**Requirements**: A verbatim copy of the records is required, with all pictures left out.

________________

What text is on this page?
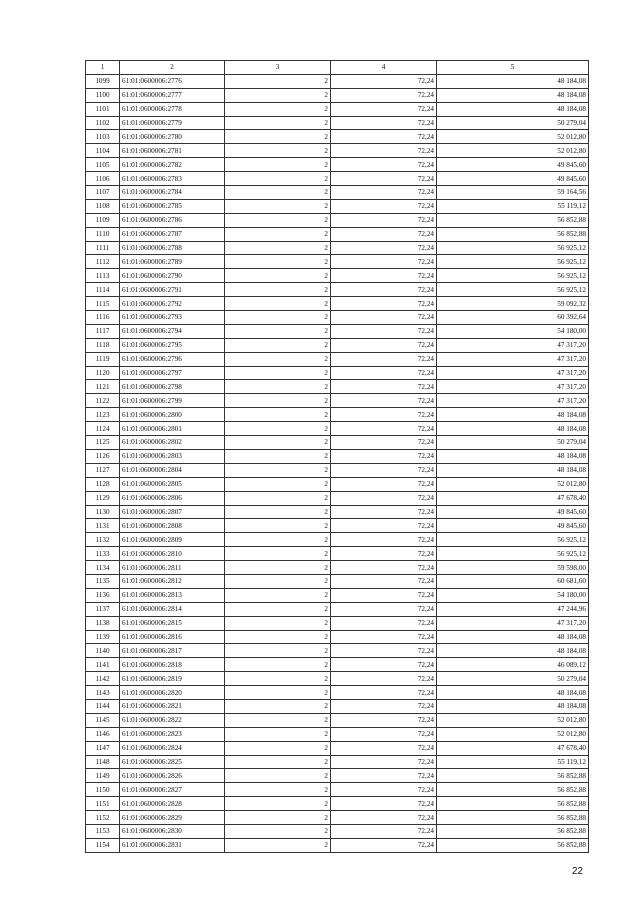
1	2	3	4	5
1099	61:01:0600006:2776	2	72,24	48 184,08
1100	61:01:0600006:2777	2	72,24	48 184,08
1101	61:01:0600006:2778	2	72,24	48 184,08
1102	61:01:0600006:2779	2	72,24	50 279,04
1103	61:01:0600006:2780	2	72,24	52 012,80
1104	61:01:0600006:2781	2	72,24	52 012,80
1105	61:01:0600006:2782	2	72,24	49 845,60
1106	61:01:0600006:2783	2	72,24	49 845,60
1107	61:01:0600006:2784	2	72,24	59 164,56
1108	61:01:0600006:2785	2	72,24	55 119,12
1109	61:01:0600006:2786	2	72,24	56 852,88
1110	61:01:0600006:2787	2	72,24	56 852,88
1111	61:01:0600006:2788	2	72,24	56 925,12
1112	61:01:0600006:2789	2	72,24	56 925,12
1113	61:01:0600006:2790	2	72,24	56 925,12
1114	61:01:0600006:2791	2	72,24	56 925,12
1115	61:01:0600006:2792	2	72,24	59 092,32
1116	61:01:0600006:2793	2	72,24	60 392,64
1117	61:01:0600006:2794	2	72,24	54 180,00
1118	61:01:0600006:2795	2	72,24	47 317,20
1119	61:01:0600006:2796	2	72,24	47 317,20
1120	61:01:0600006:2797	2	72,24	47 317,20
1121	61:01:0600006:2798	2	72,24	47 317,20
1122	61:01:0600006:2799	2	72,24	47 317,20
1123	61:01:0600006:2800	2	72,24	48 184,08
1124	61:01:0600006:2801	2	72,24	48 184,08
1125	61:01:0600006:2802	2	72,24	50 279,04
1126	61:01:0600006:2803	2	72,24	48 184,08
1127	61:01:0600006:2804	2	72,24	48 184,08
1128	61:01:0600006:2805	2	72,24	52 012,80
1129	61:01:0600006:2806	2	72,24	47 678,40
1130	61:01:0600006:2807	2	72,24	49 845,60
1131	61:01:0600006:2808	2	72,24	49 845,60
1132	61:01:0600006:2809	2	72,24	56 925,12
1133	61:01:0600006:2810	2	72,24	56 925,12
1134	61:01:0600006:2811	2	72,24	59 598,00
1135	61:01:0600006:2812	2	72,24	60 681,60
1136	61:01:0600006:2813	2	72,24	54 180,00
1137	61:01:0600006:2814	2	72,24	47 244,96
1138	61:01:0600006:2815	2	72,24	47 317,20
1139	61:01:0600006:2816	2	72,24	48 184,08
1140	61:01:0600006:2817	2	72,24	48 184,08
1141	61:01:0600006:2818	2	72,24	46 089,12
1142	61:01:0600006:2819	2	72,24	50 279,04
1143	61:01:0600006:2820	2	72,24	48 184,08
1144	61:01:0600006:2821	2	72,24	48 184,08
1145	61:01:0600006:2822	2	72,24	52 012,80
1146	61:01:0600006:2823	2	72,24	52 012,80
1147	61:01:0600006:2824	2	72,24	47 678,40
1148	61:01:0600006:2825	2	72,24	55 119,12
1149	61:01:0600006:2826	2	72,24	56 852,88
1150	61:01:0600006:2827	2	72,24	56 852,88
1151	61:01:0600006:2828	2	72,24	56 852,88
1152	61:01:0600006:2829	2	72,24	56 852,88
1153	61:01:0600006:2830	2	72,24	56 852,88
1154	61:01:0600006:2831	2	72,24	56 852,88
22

________________

**Correct response**:
What text is on this page?
1	2	3	4	5
1099	61:01:0600006:2776	2	72,24	48 184,08
1100	61:01:0600006:2777	2	72,24	48 184,08
1101	61:01:0600006:2778	2	72,24	48 184,08
1102	61:01:0600006:2779	2	72,24	50 279,04
1103	61:01:0600006:2780	2	72,24	52 012,80
1104	61:01:0600006:2781	2	72,24	52 012,80
1105	61:01:0600006:2782	2	72,24	49 845,60
1106	61:01:0600006:2783	2	72,24	49 845,60
1107	61:01:0600006:2784	2	72,24	59 164,56
1108	61:01:0600006:2785	2	72,24	55 119,12
1109	61:01:0600006:2786	2	72,24	56 852,88
1110	61:01:0600006:2787	2	72,24	56 852,88
1111	61:01:0600006:2788	2	72,24	56 925,12
1112	61:01:0600006:2789	2	72,24	56 925,12
1113	61:01:0600006:2790	2	72,24	56 925,12
1114	61:01:0600006:2791	2	72,24	56 925,12
1115	61:01:0600006:2792	2	72,24	59 092,32
1116	61:01:0600006:2793	2	72,24	60 392,64
1117	61:01:0600006:2794	2	72,24	54 180,00
1118	61:01:0600006:2795	2	72,24	47 317,20
1119	61:01:0600006:2796	2	72,24	47 317,20
1120	61:01:0600006:2797	2	72,24	47 317,20
1121	61:01:0600006:2798	2	72,24	47 317,20
1122	61:01:0600006:2799	2	72,24	47 317,20
1123	61:01:0600006:2800	2	72,24	48 184,08
1124	61:01:0600006:2801	2	72,24	48 184,08
1125	61:01:0600006:2802	2	72,24	50 279,04
1126	61:01:0600006:2803	2	72,24	48 184,08
1127	61:01:0600006:2804	2	72,24	48 184,08
1128	61:01:0600006:2805	2	72,24	52 012,80
1129	61:01:0600006:2806	2	72,24	47 678,40
1130	61:01:0600006:2807	2	72,24	49 845,60
1131	61:01:0600006:2808	2	72,24	49 845,60
1132	61:01:0600006:2809	2	72,24	56 925,12
1133	61:01:0600006:2810	2	72,24	56 925,12
1134	61:01:0600006:2811	2	72,24	59 598,00
1135	61:01:0600006:2812	2	72,24	60 681,60
1136	61:01:0600006:2813	2	72,24	54 180,00
1137	61:01:0600006:2814	2	72,24	47 244,96
1138	61:01:0600006:2815	2	72,24	47 317,20
1139	61:01:0600006:2816	2	72,24	48 184,08
1140	61:01:0600006:2817	2	72,24	48 184,08
1141	61:01:0600006:2818	2	72,24	46 089,12
1142	61:01:0600006:2819	2	72,24	50 279,04
1143	61:01:0600006:2820	2	72,24	48 184,08
1144	61:01:0600006:2821	2	72,24	48 184,08
1145	61:01:0600006:2822	2	72,24	52 012,80
1146	61:01:0600006:2823	2	72,24	52 012,80
1147	61:01:0600006:2824	2	72,24	47 678,40
1148	61:01:0600006:2825	2	72,24	55 119,12
1149	61:01:0600006:2826	2	72,24	56 852,88
1150	61:01:0600006:2827	2	72,24	56 852,88
1151	61:01:0600006:2828	2	72,24	56 852,88
1152	61:01:0600006:2829	2	72,24	56 852,88
1153	61:01:0600006:2830	2	72,24	56 852,88
1154	61:01:0600006:2831	2	72,24	56 852,88
22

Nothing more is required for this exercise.